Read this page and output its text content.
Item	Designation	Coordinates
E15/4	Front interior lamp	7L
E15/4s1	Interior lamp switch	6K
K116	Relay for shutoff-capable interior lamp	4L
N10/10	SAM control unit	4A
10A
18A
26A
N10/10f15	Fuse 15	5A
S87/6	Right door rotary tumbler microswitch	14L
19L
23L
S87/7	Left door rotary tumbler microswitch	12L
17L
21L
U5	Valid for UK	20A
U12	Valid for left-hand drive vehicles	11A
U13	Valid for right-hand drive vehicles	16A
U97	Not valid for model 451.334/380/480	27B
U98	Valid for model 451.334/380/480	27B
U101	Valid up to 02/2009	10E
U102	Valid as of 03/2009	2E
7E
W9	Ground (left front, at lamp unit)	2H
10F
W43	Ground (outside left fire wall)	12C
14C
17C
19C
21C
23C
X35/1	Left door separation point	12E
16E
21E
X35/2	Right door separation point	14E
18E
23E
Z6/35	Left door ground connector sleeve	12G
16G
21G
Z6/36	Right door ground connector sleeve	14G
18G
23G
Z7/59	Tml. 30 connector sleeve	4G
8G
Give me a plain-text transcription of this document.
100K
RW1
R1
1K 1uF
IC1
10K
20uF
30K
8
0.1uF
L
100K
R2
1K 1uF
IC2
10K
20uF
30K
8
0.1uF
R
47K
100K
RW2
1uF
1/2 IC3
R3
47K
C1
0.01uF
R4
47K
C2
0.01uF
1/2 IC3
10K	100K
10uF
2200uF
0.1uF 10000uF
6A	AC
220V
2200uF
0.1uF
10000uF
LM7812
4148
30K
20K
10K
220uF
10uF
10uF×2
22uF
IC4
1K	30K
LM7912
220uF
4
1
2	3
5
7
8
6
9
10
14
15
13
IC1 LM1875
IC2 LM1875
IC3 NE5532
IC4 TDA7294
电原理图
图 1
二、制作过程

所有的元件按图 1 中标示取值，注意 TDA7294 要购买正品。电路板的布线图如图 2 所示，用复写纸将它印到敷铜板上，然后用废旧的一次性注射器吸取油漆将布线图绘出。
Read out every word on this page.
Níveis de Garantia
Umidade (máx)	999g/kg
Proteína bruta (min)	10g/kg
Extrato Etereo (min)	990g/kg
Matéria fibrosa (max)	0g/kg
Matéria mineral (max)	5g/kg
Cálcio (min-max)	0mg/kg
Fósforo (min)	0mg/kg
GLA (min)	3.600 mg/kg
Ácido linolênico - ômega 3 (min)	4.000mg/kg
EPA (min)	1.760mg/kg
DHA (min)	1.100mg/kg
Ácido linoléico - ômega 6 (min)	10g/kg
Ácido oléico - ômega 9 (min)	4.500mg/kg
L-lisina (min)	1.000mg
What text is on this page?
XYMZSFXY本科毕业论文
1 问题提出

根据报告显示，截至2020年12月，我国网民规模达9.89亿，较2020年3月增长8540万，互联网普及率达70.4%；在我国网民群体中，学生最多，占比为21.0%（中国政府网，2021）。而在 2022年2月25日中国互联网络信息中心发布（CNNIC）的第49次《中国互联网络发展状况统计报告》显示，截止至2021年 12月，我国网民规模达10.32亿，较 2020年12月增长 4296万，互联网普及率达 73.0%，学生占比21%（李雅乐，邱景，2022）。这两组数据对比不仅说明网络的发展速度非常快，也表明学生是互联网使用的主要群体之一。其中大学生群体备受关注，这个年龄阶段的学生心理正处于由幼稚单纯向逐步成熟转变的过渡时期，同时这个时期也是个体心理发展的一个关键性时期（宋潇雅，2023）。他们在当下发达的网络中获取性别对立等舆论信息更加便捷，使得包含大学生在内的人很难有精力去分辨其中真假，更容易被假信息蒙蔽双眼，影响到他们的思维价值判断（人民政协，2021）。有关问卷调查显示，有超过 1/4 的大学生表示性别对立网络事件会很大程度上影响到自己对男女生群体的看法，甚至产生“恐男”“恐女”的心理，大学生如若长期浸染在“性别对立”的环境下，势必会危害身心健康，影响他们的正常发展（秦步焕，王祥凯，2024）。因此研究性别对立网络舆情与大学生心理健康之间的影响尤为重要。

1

------------------------------------------------------------

**Task description:** Please return the data above exactly as given.

**Task response:**
Read this page and output its text content.
Item	Designation	Coordinates
E15/4	Front interior lamp	7L
E15/4s1	Interior lamp switch	6K
K116	Relay for shutoff-capable interior lamp	4L
N10/10	SAM control unit	4A
10A
18A
26A
N10/10f15	Fuse 15	5A
S87/6	Right door rotary tumbler microswitch	14L
19L
23L
S87/7	Left door rotary tumbler microswitch	12L
17L
21L
U5	Valid for UK	20A
U12	Valid for left-hand drive vehicles	11A
U13	Valid for right-hand drive vehicles	16A
U97	Not valid for model 451.334/380/480	27B
U98	Valid for model 451.334/380/480	27B
U101	Valid up to 02/2009	10E
U102	Valid as of 03/2009	2E
7E
W9	Ground (left front, at lamp unit)	2H
10F
W43	Ground (outside left fire wall)	12C
14C
17C
19C
21C
23C
X35/1	Left door separation point	12E
16E
21E
X35/2	Right door separation point	14E
18E
23E
Z6/35	Left door ground connector sleeve	12G
16G
21G
Z6/36	Right door ground connector sleeve	14G
18G
23G
Z7/59	Tml. 30 connector sleeve	4G
8G
Give me a plain-text transcription of this document.
100K
RW1
R1
1K 1uF
IC1
10K
20uF
30K
8
0.1uF
L
100K
R2
1K 1uF
IC2
10K
20uF
30K
8
0.1uF
R
47K
100K
RW2
1uF
1/2 IC3
R3
47K
C1
0.01uF
R4
47K
C2
0.01uF
1/2 IC3
10K	100K
10uF
2200uF
0.1uF 10000uF
6A	AC
220V
2200uF
0.1uF
10000uF
LM7812
4148
30K
20K
10K
220uF
10uF
10uF×2
22uF
IC4
1K	30K
LM7912
220uF
4
1
2	3
5
7
8
6
9
10
14
15
13
IC1 LM1875
IC2 LM1875
IC3 NE5532
IC4 TDA7294
电原理图
图 1
二、制作过程

所有的元件按图 1 中标示取值，注意 TDA7294 要购买正品。电路板的布线图如图 2 所示，用复写纸将它印到敷铜板上，然后用废旧的一次性注射器吸取油漆将布线图绘出。
Read out every word on this page.
Níveis de Garantia
Umidade (máx)	999g/kg
Proteína bruta (min)	10g/kg
Extrato Etereo (min)	990g/kg
Matéria fibrosa (max)	0g/kg
Matéria mineral (max)	5g/kg
Cálcio (min-max)	0mg/kg
Fósforo (min)	0mg/kg
GLA (min)	3.600 mg/kg
Ácido linolênico - ômega 3 (min)	4.000mg/kg
EPA (min)	1.760mg/kg
DHA (min)	1.100mg/kg
Ácido linoléico - ômega 6 (min)	10g/kg
Ácido oléico - ômega 9 (min)	4.500mg/kg
L-lisina (min)	1.000mg
What text is on this page?
XYMZSFXY本科毕业论文
1 问题提出

根据报告显示，截至2020年12月，我国网民规模达9.89亿，较2020年3月增长8540万，互联网普及率达70.4%；在我国网民群体中，学生最多，占比为21.0%（中国政府网，2021）。而在 2022年2月25日中国互联网络信息中心发布（CNNIC）的第49次《中国互联网络发展状况统计报告》显示，截止至2021年 12月，我国网民规模达10.32亿，较 2020年12月增长 4296万，互联网普及率达 73.0%，学生占比21%（李雅乐，邱景，2022）。这两组数据对比不仅说明网络的发展速度非常快，也表明学生是互联网使用的主要群体之一。其中大学生群体备受关注，这个年龄阶段的学生心理正处于由幼稚单纯向逐步成熟转变的过渡时期，同时这个时期也是个体心理发展的一个关键性时期（宋潇雅，2023）。他们在当下发达的网络中获取性别对立等舆论信息更加便捷，使得包含大学生在内的人很难有精力去分辨其中真假，更容易被假信息蒙蔽双眼，影响到他们的思维价值判断（人民政协，2021）。有关问卷调查显示，有超过 1/4 的大学生表示性别对立网络事件会很大程度上影响到自己对男女生群体的看法，甚至产生“恐男”“恐女”的心理，大学生如若长期浸染在“性别对立”的环境下，势必会危害身心健康，影响他们的正常发展（秦步焕，王祥凯，2024）。因此研究性别对立网络舆情与大学生心理健康之间的影响尤为重要。

1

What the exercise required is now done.